** What the task asks **
Within the material below, find each line bearing the word "true" and present it.

** Data for this task **
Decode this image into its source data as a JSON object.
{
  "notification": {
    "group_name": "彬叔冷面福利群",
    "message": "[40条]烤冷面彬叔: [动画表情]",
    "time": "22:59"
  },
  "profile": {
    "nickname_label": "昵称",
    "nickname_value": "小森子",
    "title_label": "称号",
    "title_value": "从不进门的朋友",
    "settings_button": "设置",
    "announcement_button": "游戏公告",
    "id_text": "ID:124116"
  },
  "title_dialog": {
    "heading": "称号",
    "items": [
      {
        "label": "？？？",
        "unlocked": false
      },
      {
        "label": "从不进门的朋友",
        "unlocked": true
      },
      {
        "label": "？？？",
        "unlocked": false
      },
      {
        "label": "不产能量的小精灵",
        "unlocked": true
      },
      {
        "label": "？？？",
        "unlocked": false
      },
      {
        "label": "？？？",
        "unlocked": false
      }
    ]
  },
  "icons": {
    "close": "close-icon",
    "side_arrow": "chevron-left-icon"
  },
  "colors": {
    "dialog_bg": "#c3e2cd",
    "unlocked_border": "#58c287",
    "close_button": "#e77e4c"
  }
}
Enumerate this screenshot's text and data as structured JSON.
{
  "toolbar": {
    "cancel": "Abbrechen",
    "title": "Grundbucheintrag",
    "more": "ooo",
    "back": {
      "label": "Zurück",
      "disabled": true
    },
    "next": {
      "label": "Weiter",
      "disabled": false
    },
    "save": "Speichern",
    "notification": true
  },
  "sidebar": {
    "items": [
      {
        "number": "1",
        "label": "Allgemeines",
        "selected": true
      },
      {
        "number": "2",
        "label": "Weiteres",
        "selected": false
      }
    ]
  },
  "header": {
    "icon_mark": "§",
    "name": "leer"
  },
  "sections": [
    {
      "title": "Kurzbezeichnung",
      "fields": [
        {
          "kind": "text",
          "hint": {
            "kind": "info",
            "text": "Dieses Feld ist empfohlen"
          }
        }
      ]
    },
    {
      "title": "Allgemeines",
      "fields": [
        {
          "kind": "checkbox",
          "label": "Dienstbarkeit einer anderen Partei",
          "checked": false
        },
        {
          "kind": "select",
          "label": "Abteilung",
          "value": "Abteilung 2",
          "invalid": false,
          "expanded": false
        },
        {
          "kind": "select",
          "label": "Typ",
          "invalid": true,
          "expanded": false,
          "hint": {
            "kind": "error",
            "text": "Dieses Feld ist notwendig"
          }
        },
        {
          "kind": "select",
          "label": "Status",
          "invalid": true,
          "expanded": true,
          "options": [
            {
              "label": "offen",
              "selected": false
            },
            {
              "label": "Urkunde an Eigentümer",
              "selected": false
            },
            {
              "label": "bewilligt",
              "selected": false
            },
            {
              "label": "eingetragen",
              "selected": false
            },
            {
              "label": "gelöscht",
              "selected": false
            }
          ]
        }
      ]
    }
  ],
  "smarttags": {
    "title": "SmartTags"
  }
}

** Response **
        "unlocked": true
        "unlocked": true
      "disabled": true
    "notification": true
        "selected": true
          "invalid": true,
          "invalid": true,
          "expanded": true,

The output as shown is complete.